─── RECORDS PROVIDED

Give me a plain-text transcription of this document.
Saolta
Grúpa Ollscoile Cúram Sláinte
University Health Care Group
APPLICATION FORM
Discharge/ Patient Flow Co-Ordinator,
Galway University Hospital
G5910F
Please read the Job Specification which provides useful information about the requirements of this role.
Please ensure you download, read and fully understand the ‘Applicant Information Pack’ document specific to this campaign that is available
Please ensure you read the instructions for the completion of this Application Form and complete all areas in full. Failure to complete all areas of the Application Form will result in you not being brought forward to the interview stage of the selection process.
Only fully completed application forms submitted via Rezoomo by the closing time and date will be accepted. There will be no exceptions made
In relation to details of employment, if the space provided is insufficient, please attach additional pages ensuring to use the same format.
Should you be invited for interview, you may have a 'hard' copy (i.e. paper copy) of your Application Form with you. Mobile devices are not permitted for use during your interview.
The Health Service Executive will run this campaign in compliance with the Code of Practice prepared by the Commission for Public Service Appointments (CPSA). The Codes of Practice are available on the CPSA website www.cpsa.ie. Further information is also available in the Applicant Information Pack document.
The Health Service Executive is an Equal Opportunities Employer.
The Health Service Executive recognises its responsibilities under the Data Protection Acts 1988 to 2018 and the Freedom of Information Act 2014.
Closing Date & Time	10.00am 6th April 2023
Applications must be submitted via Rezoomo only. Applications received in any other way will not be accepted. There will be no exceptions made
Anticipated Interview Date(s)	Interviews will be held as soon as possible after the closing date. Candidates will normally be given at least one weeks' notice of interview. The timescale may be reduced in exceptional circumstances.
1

──────

■ DIRECTIONS FOR THIS TASK ■
Filter the entries down to the lines with the word "There" in them.

■ FULL RESPONSE ■
Only fully completed application forms submitted via Rezoomo by the closing time and date will be accepted. There will be no exceptions made
Applications must be submitted via Rezoomo only. Applications received in any other way will not be accepted. There will be no exceptions made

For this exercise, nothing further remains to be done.